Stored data
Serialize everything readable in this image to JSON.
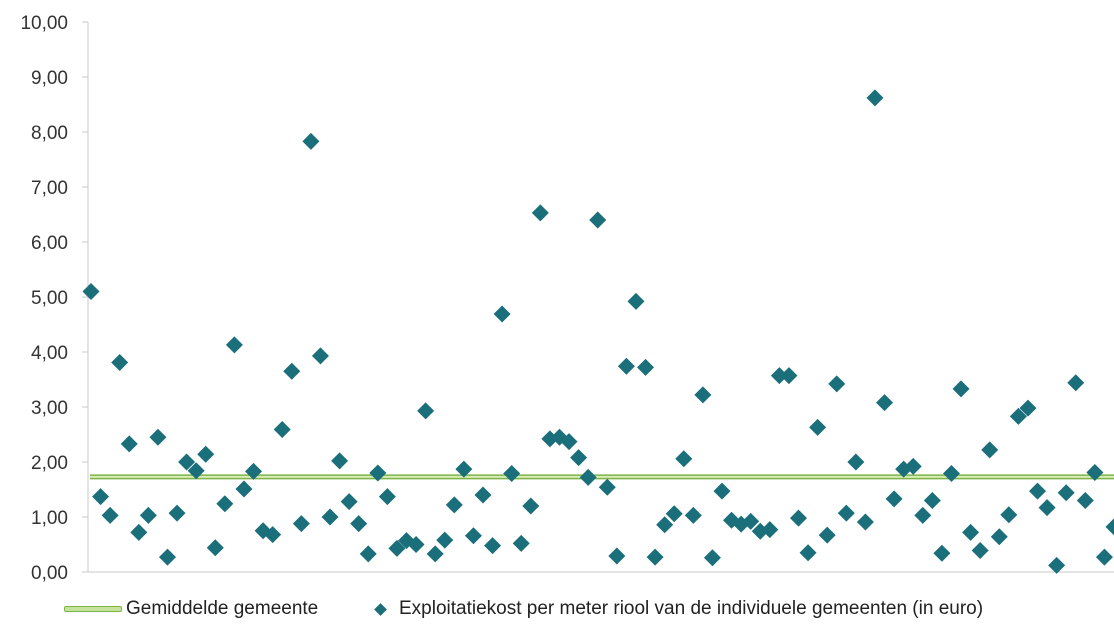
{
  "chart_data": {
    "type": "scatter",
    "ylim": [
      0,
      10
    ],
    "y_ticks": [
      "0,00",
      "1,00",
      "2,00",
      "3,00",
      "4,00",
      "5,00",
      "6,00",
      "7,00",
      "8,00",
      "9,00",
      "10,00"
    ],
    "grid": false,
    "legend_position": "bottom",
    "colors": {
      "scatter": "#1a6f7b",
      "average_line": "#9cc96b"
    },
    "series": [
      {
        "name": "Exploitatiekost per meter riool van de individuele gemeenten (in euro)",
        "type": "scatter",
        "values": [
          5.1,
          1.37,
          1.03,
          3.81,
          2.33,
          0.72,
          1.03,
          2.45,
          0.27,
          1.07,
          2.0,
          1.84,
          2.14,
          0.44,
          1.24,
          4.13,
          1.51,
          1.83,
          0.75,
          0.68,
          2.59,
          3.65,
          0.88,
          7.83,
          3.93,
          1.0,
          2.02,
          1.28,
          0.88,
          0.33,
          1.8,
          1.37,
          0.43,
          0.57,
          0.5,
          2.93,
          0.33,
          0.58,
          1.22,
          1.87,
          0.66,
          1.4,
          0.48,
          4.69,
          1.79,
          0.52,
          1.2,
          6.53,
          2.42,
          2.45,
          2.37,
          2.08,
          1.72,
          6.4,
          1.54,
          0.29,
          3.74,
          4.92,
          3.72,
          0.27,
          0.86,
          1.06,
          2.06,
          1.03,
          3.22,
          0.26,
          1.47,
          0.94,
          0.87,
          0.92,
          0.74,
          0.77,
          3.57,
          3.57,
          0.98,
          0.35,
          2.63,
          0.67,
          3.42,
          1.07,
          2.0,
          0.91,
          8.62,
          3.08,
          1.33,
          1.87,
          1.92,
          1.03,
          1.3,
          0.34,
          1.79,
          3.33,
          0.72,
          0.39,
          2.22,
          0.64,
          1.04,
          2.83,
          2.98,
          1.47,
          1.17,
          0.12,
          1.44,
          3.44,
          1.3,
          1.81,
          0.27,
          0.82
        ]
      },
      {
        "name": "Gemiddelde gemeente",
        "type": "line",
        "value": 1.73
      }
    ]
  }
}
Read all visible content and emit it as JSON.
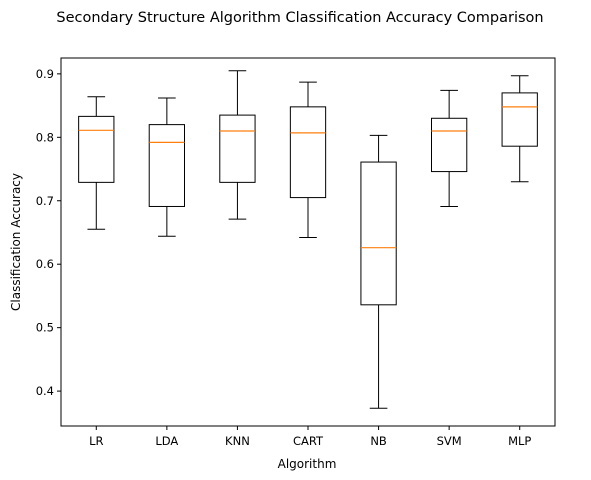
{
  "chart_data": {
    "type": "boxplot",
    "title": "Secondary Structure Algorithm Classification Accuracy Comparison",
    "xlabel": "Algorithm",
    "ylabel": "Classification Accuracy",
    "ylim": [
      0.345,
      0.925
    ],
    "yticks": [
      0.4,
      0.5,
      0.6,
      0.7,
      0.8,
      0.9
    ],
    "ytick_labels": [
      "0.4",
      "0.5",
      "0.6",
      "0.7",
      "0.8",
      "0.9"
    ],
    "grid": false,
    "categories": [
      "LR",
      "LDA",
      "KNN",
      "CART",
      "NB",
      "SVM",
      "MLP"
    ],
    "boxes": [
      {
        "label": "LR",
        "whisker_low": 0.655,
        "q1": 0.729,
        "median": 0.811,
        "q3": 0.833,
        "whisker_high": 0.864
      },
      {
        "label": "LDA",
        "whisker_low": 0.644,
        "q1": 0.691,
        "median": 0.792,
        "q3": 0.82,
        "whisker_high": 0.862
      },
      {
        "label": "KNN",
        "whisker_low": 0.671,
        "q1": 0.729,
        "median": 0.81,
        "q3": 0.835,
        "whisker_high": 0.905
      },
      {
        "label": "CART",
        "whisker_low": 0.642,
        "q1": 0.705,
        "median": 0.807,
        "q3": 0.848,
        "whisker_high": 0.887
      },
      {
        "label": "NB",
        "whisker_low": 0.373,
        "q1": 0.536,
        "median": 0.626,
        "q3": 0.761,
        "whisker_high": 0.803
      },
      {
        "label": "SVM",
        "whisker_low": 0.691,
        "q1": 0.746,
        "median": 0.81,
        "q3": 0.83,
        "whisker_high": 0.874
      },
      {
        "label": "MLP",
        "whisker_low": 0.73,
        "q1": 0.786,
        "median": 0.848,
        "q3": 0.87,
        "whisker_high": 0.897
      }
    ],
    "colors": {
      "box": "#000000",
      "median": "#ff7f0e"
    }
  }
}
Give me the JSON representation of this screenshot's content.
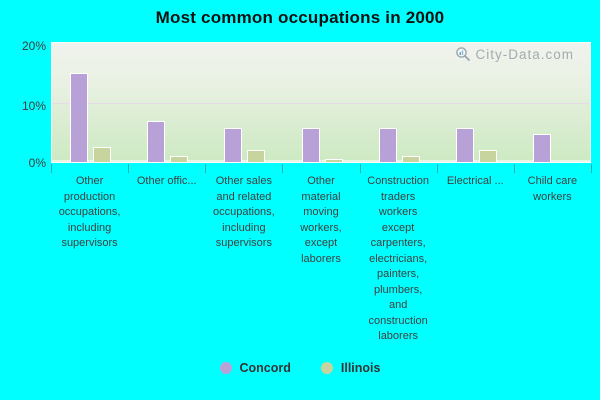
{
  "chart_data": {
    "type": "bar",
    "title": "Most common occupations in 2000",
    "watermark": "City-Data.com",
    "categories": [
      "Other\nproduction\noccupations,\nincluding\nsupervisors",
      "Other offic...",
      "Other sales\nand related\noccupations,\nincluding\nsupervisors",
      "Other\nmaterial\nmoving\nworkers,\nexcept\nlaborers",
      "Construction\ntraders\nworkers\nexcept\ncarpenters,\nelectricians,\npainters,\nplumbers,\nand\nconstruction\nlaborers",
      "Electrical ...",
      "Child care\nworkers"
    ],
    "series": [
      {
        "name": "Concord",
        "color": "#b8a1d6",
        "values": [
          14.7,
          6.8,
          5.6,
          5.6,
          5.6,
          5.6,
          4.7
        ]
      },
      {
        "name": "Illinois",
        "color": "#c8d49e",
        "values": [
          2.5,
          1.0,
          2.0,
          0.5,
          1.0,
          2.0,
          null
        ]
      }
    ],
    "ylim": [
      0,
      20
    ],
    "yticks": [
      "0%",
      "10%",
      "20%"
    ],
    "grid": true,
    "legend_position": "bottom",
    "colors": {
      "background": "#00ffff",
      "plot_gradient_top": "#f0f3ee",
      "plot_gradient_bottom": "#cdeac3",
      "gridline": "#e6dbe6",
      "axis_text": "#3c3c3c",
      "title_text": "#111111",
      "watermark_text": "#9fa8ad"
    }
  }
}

→ Description of the task:
Repeat the entries exactly. Pictures are excluded from the copy.

→ Answer in full:
Serialize everything readable in this image to JSON.
{
  "chart_data": {
    "type": "scatter",
    "ylim": [
      0,
      10
    ],
    "y_ticks": [
      "0,00",
      "1,00",
      "2,00",
      "3,00",
      "4,00",
      "5,00",
      "6,00",
      "7,00",
      "8,00",
      "9,00",
      "10,00"
    ],
    "grid": false,
    "legend_position": "bottom",
    "colors": {
      "scatter": "#1a6f7b",
      "average_line": "#9cc96b"
    },
    "series": [
      {
        "name": "Exploitatiekost per meter riool van de individuele gemeenten (in euro)",
        "type": "scatter",
        "values": [
          5.1,
          1.37,
          1.03,
          3.81,
          2.33,
          0.72,
          1.03,
          2.45,
          0.27,
          1.07,
          2.0,
          1.84,
          2.14,
          0.44,
          1.24,
          4.13,
          1.51,
          1.83,
          0.75,
          0.68,
          2.59,
          3.65,
          0.88,
          7.83,
          3.93,
          1.0,
          2.02,
          1.28,
          0.88,
          0.33,
          1.8,
          1.37,
          0.43,
          0.57,
          0.5,
          2.93,
          0.33,
          0.58,
          1.22,
          1.87,
          0.66,
          1.4,
          0.48,
          4.69,
          1.79,
          0.52,
          1.2,
          6.53,
          2.42,
          2.45,
          2.37,
          2.08,
          1.72,
          6.4,
          1.54,
          0.29,
          3.74,
          4.92,
          3.72,
          0.27,
          0.86,
          1.06,
          2.06,
          1.03,
          3.22,
          0.26,
          1.47,
          0.94,
          0.87,
          0.92,
          0.74,
          0.77,
          3.57,
          3.57,
          0.98,
          0.35,
          2.63,
          0.67,
          3.42,
          1.07,
          2.0,
          0.91,
          8.62,
          3.08,
          1.33,
          1.87,
          1.92,
          1.03,
          1.3,
          0.34,
          1.79,
          3.33,
          0.72,
          0.39,
          2.22,
          0.64,
          1.04,
          2.83,
          2.98,
          1.47,
          1.17,
          0.12,
          1.44,
          3.44,
          1.3,
          1.81,
          0.27,
          0.82
        ]
      },
      {
        "name": "Gemiddelde gemeente",
        "type": "line",
        "value": 1.73
      }
    ]
  }
}
Read all visible content and emit it as JSON.
{
  "chart_data": {
    "type": "boxplot",
    "title": "Secondary Structure Algorithm Classification Accuracy Comparison",
    "xlabel": "Algorithm",
    "ylabel": "Classification Accuracy",
    "ylim": [
      0.345,
      0.925
    ],
    "yticks": [
      0.4,
      0.5,
      0.6,
      0.7,
      0.8,
      0.9
    ],
    "ytick_labels": [
      "0.4",
      "0.5",
      "0.6",
      "0.7",
      "0.8",
      "0.9"
    ],
    "grid": false,
    "categories": [
      "LR",
      "LDA",
      "KNN",
      "CART",
      "NB",
      "SVM",
      "MLP"
    ],
    "boxes": [
      {
        "label": "LR",
        "whisker_low": 0.655,
        "q1": 0.729,
        "median": 0.811,
        "q3": 0.833,
        "whisker_high": 0.864
      },
      {
        "label": "LDA",
        "whisker_low": 0.644,
        "q1": 0.691,
        "median": 0.792,
        "q3": 0.82,
        "whisker_high": 0.862
      },
      {
        "label": "KNN",
        "whisker_low": 0.671,
        "q1": 0.729,
        "median": 0.81,
        "q3": 0.835,
        "whisker_high": 0.905
      },
      {
        "label": "CART",
        "whisker_low": 0.642,
        "q1": 0.705,
        "median": 0.807,
        "q3": 0.848,
        "whisker_high": 0.887
      },
      {
        "label": "NB",
        "whisker_low": 0.373,
        "q1": 0.536,
        "median": 0.626,
        "q3": 0.761,
        "whisker_high": 0.803
      },
      {
        "label": "SVM",
        "whisker_low": 0.691,
        "q1": 0.746,
        "median": 0.81,
        "q3": 0.83,
        "whisker_high": 0.874
      },
      {
        "label": "MLP",
        "whisker_low": 0.73,
        "q1": 0.786,
        "median": 0.848,
        "q3": 0.87,
        "whisker_high": 0.897
      }
    ],
    "colors": {
      "box": "#000000",
      "median": "#ff7f0e"
    }
  }
}
Give me the JSON representation of this screenshot's content.
{
  "chart_data": {
    "type": "bar",
    "title": "Most common occupations in 2000",
    "watermark": "City-Data.com",
    "categories": [
      "Other\nproduction\noccupations,\nincluding\nsupervisors",
      "Other offic...",
      "Other sales\nand related\noccupations,\nincluding\nsupervisors",
      "Other\nmaterial\nmoving\nworkers,\nexcept\nlaborers",
      "Construction\ntraders\nworkers\nexcept\ncarpenters,\nelectricians,\npainters,\nplumbers,\nand\nconstruction\nlaborers",
      "Electrical ...",
      "Child care\nworkers"
    ],
    "series": [
      {
        "name": "Concord",
        "color": "#b8a1d6",
        "values": [
          14.7,
          6.8,
          5.6,
          5.6,
          5.6,
          5.6,
          4.7
        ]
      },
      {
        "name": "Illinois",
        "color": "#c8d49e",
        "values": [
          2.5,
          1.0,
          2.0,
          0.5,
          1.0,
          2.0,
          null
        ]
      }
    ],
    "ylim": [
      0,
      20
    ],
    "yticks": [
      "0%",
      "10%",
      "20%"
    ],
    "grid": true,
    "legend_position": "bottom",
    "colors": {
      "background": "#00ffff",
      "plot_gradient_top": "#f0f3ee",
      "plot_gradient_bottom": "#cdeac3",
      "gridline": "#e6dbe6",
      "axis_text": "#3c3c3c",
      "title_text": "#111111",
      "watermark_text": "#9fa8ad"
    }
  }
}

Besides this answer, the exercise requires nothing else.